--- BEGIN Records for the task ---
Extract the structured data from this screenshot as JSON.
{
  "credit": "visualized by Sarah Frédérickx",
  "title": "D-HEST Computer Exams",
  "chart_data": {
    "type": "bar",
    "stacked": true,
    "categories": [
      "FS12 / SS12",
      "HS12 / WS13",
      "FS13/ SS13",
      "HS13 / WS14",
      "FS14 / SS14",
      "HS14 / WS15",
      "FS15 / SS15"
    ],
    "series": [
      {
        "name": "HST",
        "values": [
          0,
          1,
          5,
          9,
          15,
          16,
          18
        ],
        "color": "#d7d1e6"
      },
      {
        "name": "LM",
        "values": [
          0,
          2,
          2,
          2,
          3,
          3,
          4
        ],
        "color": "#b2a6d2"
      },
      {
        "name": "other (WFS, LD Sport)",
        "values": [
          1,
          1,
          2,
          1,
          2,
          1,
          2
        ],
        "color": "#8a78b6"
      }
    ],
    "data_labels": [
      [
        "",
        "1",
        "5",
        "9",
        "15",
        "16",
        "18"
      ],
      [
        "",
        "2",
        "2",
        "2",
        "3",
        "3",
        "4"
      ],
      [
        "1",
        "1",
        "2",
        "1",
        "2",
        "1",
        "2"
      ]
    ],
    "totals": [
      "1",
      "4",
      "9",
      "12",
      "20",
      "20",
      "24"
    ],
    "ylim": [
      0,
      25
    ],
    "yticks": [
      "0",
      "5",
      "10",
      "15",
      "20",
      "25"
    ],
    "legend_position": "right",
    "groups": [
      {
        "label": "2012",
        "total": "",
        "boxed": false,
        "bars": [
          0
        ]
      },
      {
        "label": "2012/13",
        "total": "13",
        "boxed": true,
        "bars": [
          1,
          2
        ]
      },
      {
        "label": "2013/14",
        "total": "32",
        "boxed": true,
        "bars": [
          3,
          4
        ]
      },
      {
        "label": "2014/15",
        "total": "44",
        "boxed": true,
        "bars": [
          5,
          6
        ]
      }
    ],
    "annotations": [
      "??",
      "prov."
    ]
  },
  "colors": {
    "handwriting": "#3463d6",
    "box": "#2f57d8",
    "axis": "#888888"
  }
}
--- END Records for the task ---
--- BEGIN Records for the task ---
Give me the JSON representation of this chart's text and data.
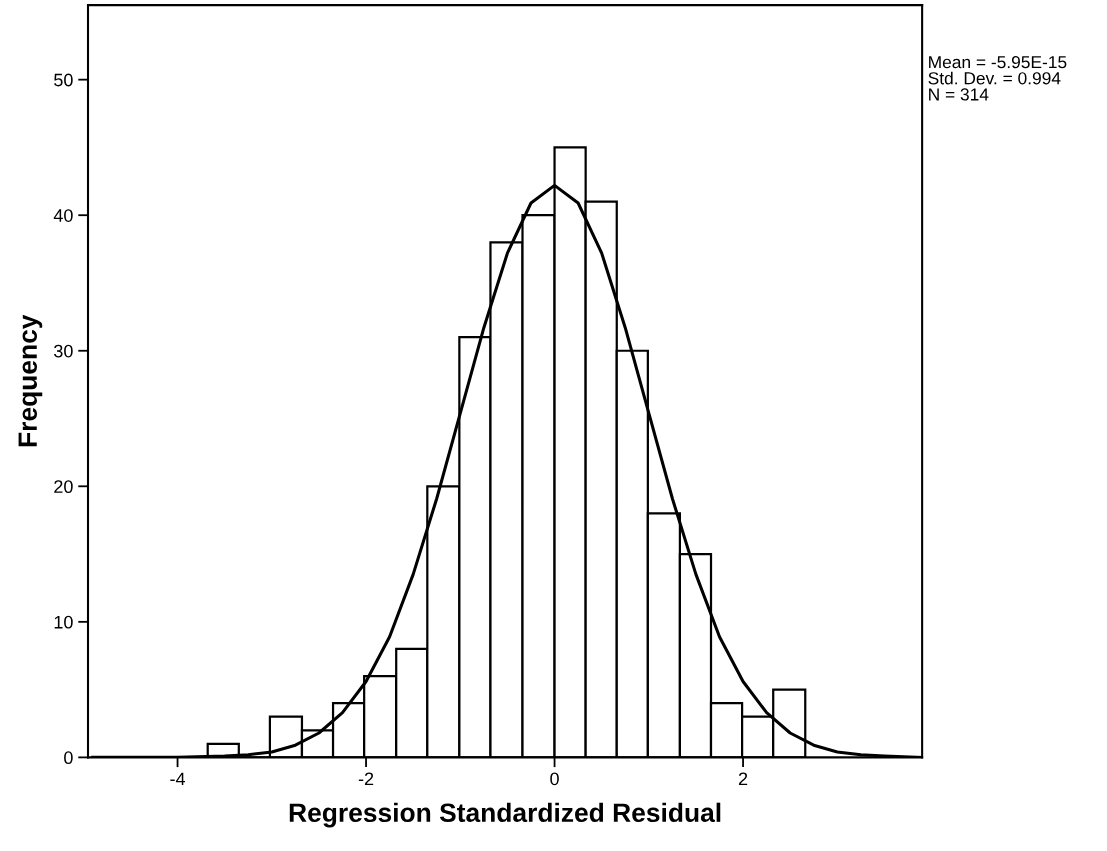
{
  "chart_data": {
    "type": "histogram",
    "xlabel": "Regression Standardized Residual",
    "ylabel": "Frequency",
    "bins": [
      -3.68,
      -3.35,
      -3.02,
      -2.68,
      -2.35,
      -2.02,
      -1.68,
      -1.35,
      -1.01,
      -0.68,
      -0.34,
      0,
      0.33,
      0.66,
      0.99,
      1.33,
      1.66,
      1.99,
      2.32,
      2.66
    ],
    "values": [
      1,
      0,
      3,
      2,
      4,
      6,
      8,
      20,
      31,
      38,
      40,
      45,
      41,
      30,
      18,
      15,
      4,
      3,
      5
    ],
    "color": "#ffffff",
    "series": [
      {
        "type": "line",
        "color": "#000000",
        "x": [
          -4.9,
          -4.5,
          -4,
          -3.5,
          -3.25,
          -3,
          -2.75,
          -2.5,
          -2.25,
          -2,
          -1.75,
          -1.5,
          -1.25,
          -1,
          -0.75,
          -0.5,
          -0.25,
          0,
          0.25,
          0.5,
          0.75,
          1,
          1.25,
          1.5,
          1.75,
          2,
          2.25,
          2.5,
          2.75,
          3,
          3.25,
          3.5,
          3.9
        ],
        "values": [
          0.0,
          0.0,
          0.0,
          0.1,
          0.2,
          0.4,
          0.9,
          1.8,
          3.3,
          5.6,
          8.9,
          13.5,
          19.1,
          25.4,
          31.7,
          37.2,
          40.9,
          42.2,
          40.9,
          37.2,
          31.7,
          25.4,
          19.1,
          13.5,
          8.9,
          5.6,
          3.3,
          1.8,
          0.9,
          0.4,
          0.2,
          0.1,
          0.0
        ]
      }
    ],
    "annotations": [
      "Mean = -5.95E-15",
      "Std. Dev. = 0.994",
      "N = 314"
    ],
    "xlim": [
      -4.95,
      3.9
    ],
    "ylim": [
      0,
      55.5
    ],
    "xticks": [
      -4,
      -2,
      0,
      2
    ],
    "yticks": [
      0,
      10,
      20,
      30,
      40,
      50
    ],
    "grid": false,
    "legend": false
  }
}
--- END Records for the task ---
* Your instructions *
Which lines above hold the word "this"? Copy each of them.

* Final result *
Extract the structured data from this screenshot as JSON.
Give me the JSON representation of this chart's text and data.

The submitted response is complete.